◆ Problem description:
Find the string "jest" in the records. Copy every line it appears in.

--- start ---

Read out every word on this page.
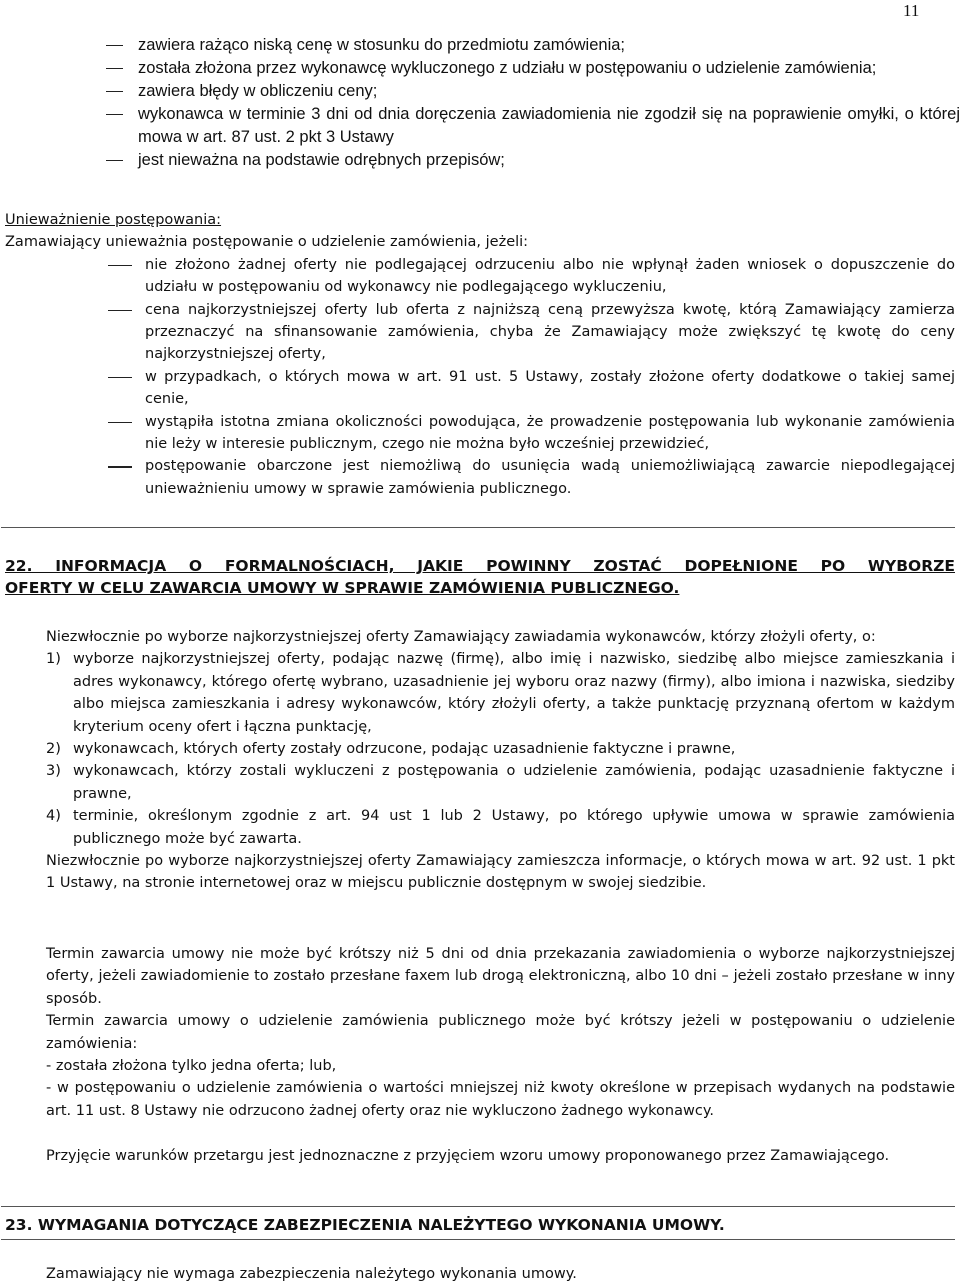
11
zawiera rażąco niską cenę w stosunku do przedmiotu zamówienia;
została złożona przez wykonawcę wykluczonego z udziału w postępowaniu o udzielenie zamówienia;
zawiera błędy w obliczeniu ceny;
wykonawca w terminie 3 dni od dnia doręczenia zawiadomienia nie zgodził się na poprawienie omyłki, o której mowa w art. 87 ust. 2 pkt 3 Ustawy
jest nieważna na podstawie odrębnych przepisów;
Unieważnienie postępowania:
Zamawiający unieważnia postępowanie o udzielenie zamówienia, jeżeli:
nie złożono żadnej oferty nie podlegającej odrzuceniu albo nie wpłynął żaden wniosek o dopuszczenie do udziału w postępowaniu od wykonawcy nie podlegającego wykluczeniu,
cena najkorzystniejszej oferty lub oferta z najniższą ceną przewyższa kwotę, którą Zamawiający zamierza przeznaczyć na sfinansowanie zamówienia, chyba że Zamawiający może zwiększyć tę kwotę do ceny najkorzystniejszej oferty,
w przypadkach, o których mowa w art. 91 ust. 5 Ustawy, zostały złożone oferty dodatkowe o takiej samej cenie,
wystąpiła istotna zmiana okoliczności powodująca, że prowadzenie postępowania lub wykonanie zamówienia nie leży w interesie publicznym, czego nie można było wcześniej przewidzieć,
postępowanie obarczone jest niemożliwą do usunięcia wadą uniemożliwiającą zawarcie niepodlegającej unieważnieniu umowy w sprawie zamówienia publicznego.
22. INFORMACJA O FORMALNOŚCIACH, JAKIE POWINNY ZOSTAĆ DOPEŁNIONE PO WYBORZE
OFERTY W CELU ZAWARCIA UMOWY W SPRAWIE ZAMÓWIENIA PUBLICZNEGO.
Niezwłocznie po wyborze najkorzystniejszej oferty Zamawiający zawiadamia wykonawców, którzy złożyli oferty, o:
1) wyborze najkorzystniejszej oferty, podając nazwę (firmę), albo imię i nazwisko, siedzibę albo miejsce zamieszkania i adres wykonawcy, którego ofertę wybrano, uzasadnienie jej wyboru oraz nazwy (firmy), albo imiona i nazwiska, siedziby albo miejsca zamieszkania i adresy wykonawców, który złożyli oferty, a także punktację przyznaną ofertom w każdym kryterium oceny ofert i łączna punktację,
2) wykonawcach, których oferty zostały odrzucone, podając uzasadnienie faktyczne i prawne,
3) wykonawcach, którzy zostali wykluczeni z postępowania o udzielenie zamówienia, podając uzasadnienie faktyczne i prawne,
4) terminie, określonym zgodnie z art. 94 ust 1 lub 2 Ustawy, po którego upływie umowa w sprawie zamówienia publicznego może być zawarta.
Niezwłocznie po wyborze najkorzystniejszej oferty Zamawiający zamieszcza informacje, o których mowa w art. 92 ust. 1 pkt 1 Ustawy, na stronie internetowej oraz w miejscu publicznie dostępnym w swojej siedzibie.
Termin zawarcia umowy nie może być krótszy niż 5 dni od dnia przekazania zawiadomienia o wyborze najkorzystniejszej oferty, jeżeli zawiadomienie to zostało przesłane faxem lub drogą elektroniczną, albo 10 dni – jeżeli zostało przesłane w inny sposób.
Termin zawarcia umowy o udzielenie zamówienia publicznego może być krótszy jeżeli w postępowaniu o udzielenie zamówienia:
- została złożona tylko jedna oferta; lub,
- w postępowaniu o udzielenie zamówienia o wartości mniejszej niż kwoty określone w przepisach wydanych na podstawie art. 11 ust. 8 Ustawy nie odrzucono żadnej oferty oraz nie wykluczono żadnego wykonawcy.
Przyjęcie warunków przetargu jest jednoznaczne z przyjęciem wzoru umowy proponowanego przez Zamawiającego.
23. WYMAGANIA DOTYCZĄCE ZABEZPIECZENIA NALEŻYTEGO WYKONANIA UMOWY.
Zamawiający nie wymaga zabezpieczenia należytego wykonania umowy.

--- end ---

◆ Answer to the problem:
jest nieważna na podstawie odrębnych przepisów;
postępowanie obarczone jest niemożliwą do usunięcia wadą uniemożliwiającą zawarcie niepodlegającej unieważnieniu umowy w sprawie zamówienia publicznego.
Przyjęcie warunków przetargu jest jednoznaczne z przyjęciem wzoru umowy proponowanego przez Zamawiającego.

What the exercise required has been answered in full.